Provided text:
By Richard Weitz
The Ukraine War and other recent conflicts highlight the imperative of preserving U.S. air superiority.
Ukraine demonstrates the challenges militaries face when they do not enjoy air superiority. In that conflict, advanced drones have provided the most effective combat air support for both the Russian and Ukrainian ground forces, while air and missiles defenses, along with electronic warfare (EW) tools, have degraded the effectiveness of most strike weapons.
That neither Russia nor Ukraine possesses advanced air superiority fighters explains the stalemated nature of the overall conflict.
Ukrainian leaders rightly lament how they have to execute a major counteroffensive against a larger aggressor force without air superiority—a challenge no NATO military has ever had to conduct thanks to U.S. air superiority since World War II.
Preserving this critical U.S. advantage is essential but not inevitable.
Under development for more than a decade, the Next Generation Air Dominance (NGAD) Family of Systems will serve as the foundation of future U.S. air superiority.
The NGAD portfolio will probably include a sixth-generation air superiority fighter, a network of partnered uncrewed Collaborative Combat Aircraft, and a collection of cutting-edge technologies optimized for both air-to-air and air-to-ground combat.
The NGAD fighter, likely crewed, will replace the F-22 Raptor, which originated at the end of the Cold War, before the widespread use of modular architectures, Artificial Intelligence (AI), and the latest munitions and electronic technologies.
The plane will be the first U.S. air superiority fighter designed for Pacific-wide combat operations, which require greater range and payload than the F-22 or other available fighters.
The Next Generation Adaptive Propulsion program could provide the plane with adaptive cycle engines that could automatically switch between high-performance thrust-maximizing and fuel-efficient range-extending flight.

Raw records:
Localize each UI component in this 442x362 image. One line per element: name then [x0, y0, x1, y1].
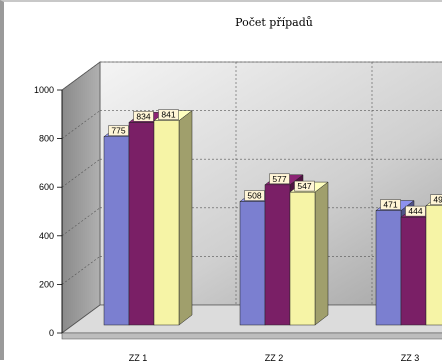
bar: [426, 206, 442, 325]
y-tick-label: 800: [39, 134, 54, 144]
data-label: 775: [111, 126, 125, 136]
data-label: 834: [136, 111, 150, 121]
bar: [240, 202, 265, 325]
bar: [290, 192, 315, 325]
x-tick-label: ZZ 2: [265, 353, 284, 362]
y-tick-label: 200: [39, 279, 54, 289]
bar: [104, 137, 129, 325]
data-label: 471: [383, 200, 397, 210]
data-label: 547: [297, 181, 311, 191]
y-tick-label: 600: [39, 182, 54, 192]
x-tick-label: ZZ 3: [401, 353, 420, 362]
data-label: 491: [433, 195, 442, 205]
bar: [265, 185, 290, 325]
bar-side: [179, 111, 192, 325]
x-tick-label: ZZ 1: [129, 353, 148, 362]
floor-edge: [62, 333, 442, 339]
y-tick-label: 1000: [34, 85, 54, 95]
data-label: 444: [408, 206, 422, 216]
y-tick-label: 400: [39, 231, 54, 241]
bar: [401, 217, 426, 325]
data-label: 841: [161, 110, 175, 120]
y-tick-label: 0: [49, 328, 54, 338]
bar: [376, 211, 401, 325]
bar: [129, 122, 154, 325]
chart-plot: 0 200 400 600 800 1000 775 834 841 ZZ 1 508 577 547 Z…: [4, 2, 442, 362]
data-label: 508: [247, 191, 261, 201]
data-label: 577: [272, 174, 286, 184]
bar-side: [315, 182, 328, 325]
bar: [154, 121, 179, 325]
side-wall: [62, 62, 100, 333]
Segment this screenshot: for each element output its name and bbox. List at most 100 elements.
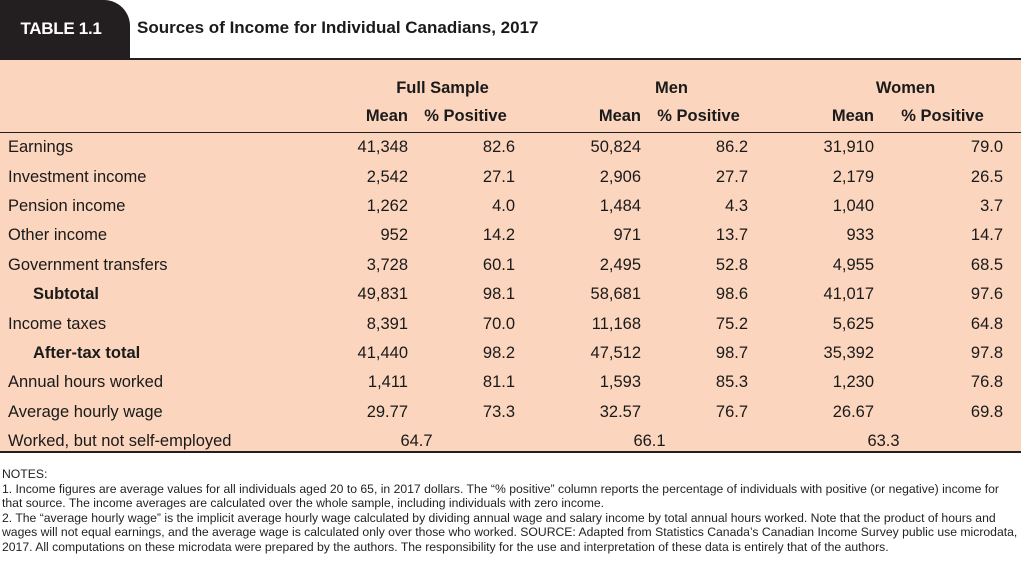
row-label: Investment income <box>8 167 147 186</box>
income-table: Full Sample Men Women Mean % Positive Me… <box>0 60 1021 456</box>
cell: 49,831 <box>357 285 408 304</box>
table-row: Annual hours worked 1,411 81.1 1,593 85.… <box>0 368 1021 397</box>
cell: 41,017 <box>823 285 875 304</box>
group-women: Women <box>875 79 936 97</box>
cell: 3,728 <box>366 255 408 274</box>
cell: 1,040 <box>832 196 875 215</box>
row-label: Other income <box>8 226 108 245</box>
cell: 2,179 <box>832 167 875 186</box>
table-row: Income taxes 8,391 70.0 11,168 75.2 5,62… <box>0 309 1021 338</box>
table-row: Government transfers 3,728 60.1 2,495 52… <box>0 251 1021 280</box>
table-row: Investment income 2,542 27.1 2,906 27.7 … <box>0 162 1021 191</box>
cell: 47,512 <box>590 343 642 362</box>
cell: 1,411 <box>367 373 408 392</box>
table-title: Sources of Income for Individual Canadia… <box>137 18 539 37</box>
table-notes: NOTES: 1. Income figures are average val… <box>2 467 1018 555</box>
cell: 13.7 <box>715 226 749 245</box>
cell: 70.0 <box>482 314 516 333</box>
col-women-mean: Mean <box>831 106 875 125</box>
cell: 97.8 <box>970 343 1004 362</box>
group-men: Men <box>655 79 689 97</box>
row-label: Average hourly wage <box>8 402 163 421</box>
cell: 69.8 <box>970 402 1004 421</box>
cell: 73.3 <box>482 402 516 421</box>
cell: 2,495 <box>599 255 642 274</box>
cell: 26.5 <box>970 167 1004 186</box>
cell: 933 <box>846 226 875 245</box>
table-row: Worked, but not self-employed 64.7 66.1 … <box>0 427 1021 456</box>
cell: 952 <box>380 226 408 245</box>
col-men-mean: Mean <box>598 106 642 125</box>
table-row: Other income 952 14.2 971 13.7 933 14.7 <box>0 221 1021 250</box>
cell: 81.1 <box>482 373 516 392</box>
cell: 1,484 <box>599 196 642 215</box>
cell: 2,906 <box>599 167 642 186</box>
col-full-positive: % Positive <box>424 106 507 125</box>
subheader-row: Mean % Positive Mean % Positive Mean % P… <box>0 100 1021 133</box>
cell: 41,440 <box>357 343 408 362</box>
cell: 971 <box>613 226 642 245</box>
cell: 82.6 <box>408 132 534 163</box>
subheader-empty <box>0 100 300 133</box>
row-label: Earnings <box>0 132 300 163</box>
table-row: After-tax total 41,440 98.2 47,512 98.7 … <box>0 339 1021 368</box>
cell: 8,391 <box>366 314 408 333</box>
cell: 4,955 <box>832 255 875 274</box>
cell: 1,230 <box>832 373 875 392</box>
col-full-mean: Mean <box>365 106 408 125</box>
cell: 29.77 <box>366 402 408 421</box>
col-men-positive: % Positive <box>657 106 740 125</box>
cell: 1,593 <box>599 373 642 392</box>
cell: 1,262 <box>366 196 408 215</box>
cell: 52.8 <box>715 255 749 274</box>
cell: 66.1 <box>633 432 666 451</box>
cell: 98.1 <box>482 285 516 304</box>
cell: 4.0 <box>492 196 516 215</box>
note-1: 1. Income figures are average values for… <box>2 481 999 511</box>
cell: 98.6 <box>715 285 749 304</box>
cell: 35,392 <box>823 343 875 362</box>
cell: 64.7 <box>400 432 433 451</box>
row-label: Worked, but not self-employed <box>8 432 232 451</box>
note-2: 2. The “average hourly wage” is the impl… <box>2 510 1018 554</box>
cell: 75.2 <box>715 314 749 333</box>
cell: 41,348 <box>300 132 408 163</box>
row-label: Annual hours worked <box>8 373 164 392</box>
cell: 79.0 <box>874 132 1021 163</box>
row-label: Pension income <box>8 196 126 215</box>
cell: 98.7 <box>715 343 749 362</box>
group-header-row: Full Sample Men Women <box>0 60 1021 100</box>
cell: 31,910 <box>766 132 875 163</box>
cell: 76.8 <box>970 373 1004 392</box>
cell: 60.1 <box>482 255 516 274</box>
cell: 50,824 <box>533 132 642 163</box>
table-row: Subtotal 49,831 98.1 58,681 98.6 41,017 … <box>0 280 1021 309</box>
cell: 14.7 <box>970 226 1004 245</box>
cell: 97.6 <box>970 285 1004 304</box>
cell: 58,681 <box>590 285 642 304</box>
col-women-positive: % Positive <box>901 106 984 125</box>
cell: 63.3 <box>867 432 900 451</box>
cell: 64.8 <box>970 314 1004 333</box>
cell: 86.2 <box>641 132 767 163</box>
notes-heading: NOTES: <box>2 467 48 481</box>
cell: 85.3 <box>715 373 749 392</box>
table-row: Pension income 1,262 4.0 1,484 4.3 1,040… <box>0 192 1021 221</box>
cell: 27.7 <box>715 167 749 186</box>
cell: 32.57 <box>599 402 642 421</box>
table-row: Earnings 41,348 82.6 50,824 86.2 31,910 … <box>0 132 1021 163</box>
cell: 11,168 <box>591 314 642 333</box>
table-header: TABLE 1.1 Sources of Income for Individu… <box>0 0 1021 58</box>
cell: 98.2 <box>482 343 516 362</box>
table-number-tab: TABLE 1.1 <box>0 0 130 58</box>
cell: 68.5 <box>970 255 1004 274</box>
cell: 26.67 <box>832 402 875 421</box>
row-label: Income taxes <box>8 314 107 333</box>
table-number-label: TABLE 1.1 <box>20 19 102 38</box>
cell: 5,625 <box>832 314 875 333</box>
table-row: Average hourly wage 29.77 73.3 32.57 76.… <box>0 398 1021 427</box>
cell: 2,542 <box>366 167 408 186</box>
row-label: Subtotal <box>33 285 99 304</box>
row-label: Government transfers <box>8 255 168 274</box>
income-table-panel: Full Sample Men Women Mean % Positive Me… <box>0 58 1021 453</box>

Things to do:
1. In the article on U.S. air superiority, which aircraft is the NGAD fighter expected to replace?
2. In the article on U.S. air superiority, duplicate the stretch from "That neither Russia" through "but not inevitable.".
3. Go on with the article on U.S. air superiority from its last sentence.
The records are separate material that has nothing to do with the article.

Per-task outputs:
1. The F-22 Raptor.

2.
That neither Russia nor Ukraine possesses advanced air superiority fighters explains the stalemated nature of the overall conflict.
Ukrainian leaders rightly lament how they have to execute a major counteroffensive against a larger aggressor force without air superiority—a challenge no NATO military has ever had to conduct thanks to U.S. air superiority since World War II.
Preserving this critical U.S. advantage is essential but not inevitable.

3.
Greater use of composite materials will also boost the plane’s range by making it lighter.
Each NGAD fighter reportedly will control about half a dozen CCA drones. Unlike the largely autonomous drones envisaged by the Pentagon’s Replicator initiative, the auxiliary CCA systems will primarily support and extend the crewed fighter missions, operating as human-machine teams.
Though much of the work on the NGAD suite remains classified to prevent China and other malign actors from exposing their technologies through cyber espionage, these “loyal wingman platforms” will likely operate both semi-autonomously and as “drone swarms” to overwhelm adversaries.
Equipped with modular packages, the multi-mission drones will provide critical capabilities such as counter-EW, sensor fusion, diversionary decoys, and air defense suppression.
Think of a Matrix movie, whereby operators can rapidly upload advanced software capabilities to these planes in-flight to overcome adversaries’ countermeasures as they become evident. Should China or some other adversary unexpectedly display a novel anti-air weapon, AI-empowered human-machine teams would quickly negate them.
From a longer-term perspective, the crewed plane and the uncrewed drones will be upgradable through a spiral development process in which their open architectures will be continuously enriched with new capabilities as they are developed.
This capability could prove critical to outmatch China, which is also applying AI advances to its military forces and developing a NGAD-like fighter suite. Seeing their evident advantages, other European and Asian countries are also planning to develop sixth-generation planes.
Ironically, the greatest immediate threat to the NGAP is not China but the U.S. Congress, which enacted the 2023 Fiscal Responsibility Act and repeated continuous resolutions. Whereas the latter compels the military to make arbitrary cuts, the latter makes sustaining long-term cutting-edge programs onerous.
Suppliers need sustained funding to invest in the people and projects required for the research and development of large, forward-looking technological superiority programs like the NGAD.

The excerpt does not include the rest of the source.